== Supplied material ==

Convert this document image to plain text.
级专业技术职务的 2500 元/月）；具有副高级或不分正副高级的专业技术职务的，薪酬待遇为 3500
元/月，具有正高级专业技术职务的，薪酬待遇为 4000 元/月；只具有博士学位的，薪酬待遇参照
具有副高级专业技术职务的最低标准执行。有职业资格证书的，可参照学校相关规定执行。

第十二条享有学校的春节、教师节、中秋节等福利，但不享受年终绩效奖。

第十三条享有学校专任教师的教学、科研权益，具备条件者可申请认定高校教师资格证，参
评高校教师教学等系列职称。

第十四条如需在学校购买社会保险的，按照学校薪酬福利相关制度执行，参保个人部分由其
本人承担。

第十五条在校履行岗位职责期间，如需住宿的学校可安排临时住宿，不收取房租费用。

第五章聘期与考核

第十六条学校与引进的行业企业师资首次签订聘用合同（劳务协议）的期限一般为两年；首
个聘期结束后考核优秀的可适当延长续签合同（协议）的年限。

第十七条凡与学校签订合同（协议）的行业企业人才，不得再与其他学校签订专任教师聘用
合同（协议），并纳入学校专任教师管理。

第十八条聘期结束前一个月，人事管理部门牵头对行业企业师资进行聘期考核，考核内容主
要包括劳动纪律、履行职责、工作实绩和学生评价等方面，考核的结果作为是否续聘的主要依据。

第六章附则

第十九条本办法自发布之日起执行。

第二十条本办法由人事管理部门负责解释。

===

— Set exercise —
Look for the word "薪酬待遇为" in every line of the listing and copy the lines that have it.

— Result for this exercise —
级专业技术职务的 2500 元/月）；具有副高级或不分正副高级的专业技术职务的，薪酬待遇为 3500
元/月，具有正高级专业技术职务的，薪酬待遇为 4000 元/月；只具有博士学位的，薪酬待遇参照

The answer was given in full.